-- START OF Extracted data --

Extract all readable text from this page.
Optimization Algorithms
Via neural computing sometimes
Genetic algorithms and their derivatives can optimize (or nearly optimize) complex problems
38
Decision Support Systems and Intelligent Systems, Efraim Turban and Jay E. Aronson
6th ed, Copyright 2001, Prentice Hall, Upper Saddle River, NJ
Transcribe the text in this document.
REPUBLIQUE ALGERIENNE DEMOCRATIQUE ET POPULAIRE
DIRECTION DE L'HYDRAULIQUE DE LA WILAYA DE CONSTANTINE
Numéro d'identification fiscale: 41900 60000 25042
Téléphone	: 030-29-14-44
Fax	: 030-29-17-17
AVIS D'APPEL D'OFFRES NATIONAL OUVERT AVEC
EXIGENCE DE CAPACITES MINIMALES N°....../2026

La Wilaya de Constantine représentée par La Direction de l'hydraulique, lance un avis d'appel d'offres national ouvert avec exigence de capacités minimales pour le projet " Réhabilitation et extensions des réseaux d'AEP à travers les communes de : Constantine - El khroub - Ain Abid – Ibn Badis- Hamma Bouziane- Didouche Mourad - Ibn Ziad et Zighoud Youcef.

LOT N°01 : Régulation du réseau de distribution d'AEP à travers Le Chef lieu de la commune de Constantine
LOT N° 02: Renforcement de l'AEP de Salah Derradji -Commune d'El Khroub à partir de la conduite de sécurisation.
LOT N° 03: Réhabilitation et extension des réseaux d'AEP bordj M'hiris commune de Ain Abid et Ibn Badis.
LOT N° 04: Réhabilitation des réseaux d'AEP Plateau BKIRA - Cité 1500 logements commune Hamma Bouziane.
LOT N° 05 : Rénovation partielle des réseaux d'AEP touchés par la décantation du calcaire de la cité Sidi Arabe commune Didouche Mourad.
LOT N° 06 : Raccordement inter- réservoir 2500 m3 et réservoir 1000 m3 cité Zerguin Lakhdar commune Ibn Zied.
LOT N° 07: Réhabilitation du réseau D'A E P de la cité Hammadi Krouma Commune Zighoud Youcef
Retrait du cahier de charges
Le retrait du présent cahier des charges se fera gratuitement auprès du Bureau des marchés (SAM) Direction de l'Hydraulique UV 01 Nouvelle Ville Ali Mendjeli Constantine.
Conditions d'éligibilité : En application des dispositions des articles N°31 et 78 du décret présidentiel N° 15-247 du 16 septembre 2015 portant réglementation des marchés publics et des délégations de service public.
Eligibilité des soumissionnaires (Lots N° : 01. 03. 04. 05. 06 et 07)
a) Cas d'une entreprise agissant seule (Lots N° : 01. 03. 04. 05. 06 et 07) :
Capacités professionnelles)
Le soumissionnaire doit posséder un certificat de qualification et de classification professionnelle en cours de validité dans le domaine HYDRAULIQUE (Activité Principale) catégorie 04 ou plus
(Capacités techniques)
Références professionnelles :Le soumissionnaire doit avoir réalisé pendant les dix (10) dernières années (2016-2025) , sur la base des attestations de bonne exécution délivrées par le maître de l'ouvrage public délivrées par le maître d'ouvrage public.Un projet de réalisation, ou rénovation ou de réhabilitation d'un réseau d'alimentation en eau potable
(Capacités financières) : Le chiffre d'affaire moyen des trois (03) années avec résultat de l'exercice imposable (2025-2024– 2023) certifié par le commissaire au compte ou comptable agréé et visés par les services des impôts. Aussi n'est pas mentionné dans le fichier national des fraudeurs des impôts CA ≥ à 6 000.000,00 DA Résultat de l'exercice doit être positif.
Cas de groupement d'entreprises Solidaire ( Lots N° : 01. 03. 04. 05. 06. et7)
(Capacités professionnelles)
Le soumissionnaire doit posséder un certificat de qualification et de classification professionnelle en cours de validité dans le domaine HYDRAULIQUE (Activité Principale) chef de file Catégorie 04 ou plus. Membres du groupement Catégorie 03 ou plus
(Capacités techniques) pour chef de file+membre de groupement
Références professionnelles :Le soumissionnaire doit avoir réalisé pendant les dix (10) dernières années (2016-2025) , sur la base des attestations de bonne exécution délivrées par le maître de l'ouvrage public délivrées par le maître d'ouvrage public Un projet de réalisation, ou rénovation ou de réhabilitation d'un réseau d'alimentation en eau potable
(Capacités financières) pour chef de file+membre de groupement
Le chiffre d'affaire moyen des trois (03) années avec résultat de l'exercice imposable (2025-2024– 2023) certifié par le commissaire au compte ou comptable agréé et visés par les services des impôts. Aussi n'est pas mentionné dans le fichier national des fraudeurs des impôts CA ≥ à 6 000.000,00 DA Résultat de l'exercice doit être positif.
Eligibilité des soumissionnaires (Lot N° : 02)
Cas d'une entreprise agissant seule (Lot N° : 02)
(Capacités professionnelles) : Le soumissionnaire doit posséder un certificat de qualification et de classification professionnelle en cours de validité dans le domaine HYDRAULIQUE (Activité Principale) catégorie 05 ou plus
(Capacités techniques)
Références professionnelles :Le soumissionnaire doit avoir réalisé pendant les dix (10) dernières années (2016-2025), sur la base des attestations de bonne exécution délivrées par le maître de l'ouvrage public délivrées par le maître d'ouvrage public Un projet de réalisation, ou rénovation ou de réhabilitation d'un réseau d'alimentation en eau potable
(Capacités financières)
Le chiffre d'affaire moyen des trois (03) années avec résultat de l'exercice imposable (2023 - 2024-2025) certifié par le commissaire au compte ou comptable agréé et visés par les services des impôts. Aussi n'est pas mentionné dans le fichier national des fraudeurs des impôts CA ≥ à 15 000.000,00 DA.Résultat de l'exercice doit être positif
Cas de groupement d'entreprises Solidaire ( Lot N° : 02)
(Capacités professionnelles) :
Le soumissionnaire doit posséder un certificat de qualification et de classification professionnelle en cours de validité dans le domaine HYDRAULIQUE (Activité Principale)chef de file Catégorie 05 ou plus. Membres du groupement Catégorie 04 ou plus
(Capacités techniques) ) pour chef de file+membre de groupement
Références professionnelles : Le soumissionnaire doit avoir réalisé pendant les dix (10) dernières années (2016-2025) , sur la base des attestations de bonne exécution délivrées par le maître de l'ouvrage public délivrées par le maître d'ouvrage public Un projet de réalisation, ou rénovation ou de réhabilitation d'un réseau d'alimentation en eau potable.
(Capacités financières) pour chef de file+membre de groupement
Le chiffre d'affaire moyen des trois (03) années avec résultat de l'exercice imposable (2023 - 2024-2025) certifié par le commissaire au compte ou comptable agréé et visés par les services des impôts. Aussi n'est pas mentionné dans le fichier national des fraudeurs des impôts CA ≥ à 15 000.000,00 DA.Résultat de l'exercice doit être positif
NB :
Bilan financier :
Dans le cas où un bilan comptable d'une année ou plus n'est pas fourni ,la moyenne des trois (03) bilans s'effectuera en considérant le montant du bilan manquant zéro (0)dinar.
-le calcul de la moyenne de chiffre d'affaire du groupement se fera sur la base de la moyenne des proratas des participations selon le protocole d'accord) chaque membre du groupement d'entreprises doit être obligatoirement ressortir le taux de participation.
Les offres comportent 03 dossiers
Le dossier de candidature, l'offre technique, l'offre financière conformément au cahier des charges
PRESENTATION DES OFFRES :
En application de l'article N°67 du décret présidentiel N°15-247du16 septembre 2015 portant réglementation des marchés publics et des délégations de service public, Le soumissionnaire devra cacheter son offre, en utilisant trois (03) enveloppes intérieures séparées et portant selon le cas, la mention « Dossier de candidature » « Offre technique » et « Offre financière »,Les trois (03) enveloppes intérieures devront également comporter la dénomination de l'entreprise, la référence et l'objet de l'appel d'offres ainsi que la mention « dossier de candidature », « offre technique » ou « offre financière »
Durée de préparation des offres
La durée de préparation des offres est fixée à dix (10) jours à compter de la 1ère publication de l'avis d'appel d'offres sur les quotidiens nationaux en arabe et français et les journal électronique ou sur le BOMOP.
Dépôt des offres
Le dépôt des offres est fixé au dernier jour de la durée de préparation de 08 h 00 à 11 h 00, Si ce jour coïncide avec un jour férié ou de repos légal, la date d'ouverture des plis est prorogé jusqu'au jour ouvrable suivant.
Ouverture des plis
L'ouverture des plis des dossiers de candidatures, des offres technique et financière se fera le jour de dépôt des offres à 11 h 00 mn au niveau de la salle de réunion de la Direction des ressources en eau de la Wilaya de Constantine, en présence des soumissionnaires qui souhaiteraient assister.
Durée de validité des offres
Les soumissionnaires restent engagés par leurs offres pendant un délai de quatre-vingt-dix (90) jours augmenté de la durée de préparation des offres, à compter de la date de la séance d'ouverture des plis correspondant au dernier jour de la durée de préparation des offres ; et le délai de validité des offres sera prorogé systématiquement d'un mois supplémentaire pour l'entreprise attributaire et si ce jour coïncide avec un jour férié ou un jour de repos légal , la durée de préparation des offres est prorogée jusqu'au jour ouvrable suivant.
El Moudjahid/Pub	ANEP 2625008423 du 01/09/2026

-- END OF Extracted data --

Written instruction: Using the records above, gather all lines where the string "Eligibilité" is present.

Exercise solution:
Eligibilité des soumissionnaires (Lots N° : 01. 03. 04. 05. 06 et 07)
Eligibilité des soumissionnaires (Lot N° : 02)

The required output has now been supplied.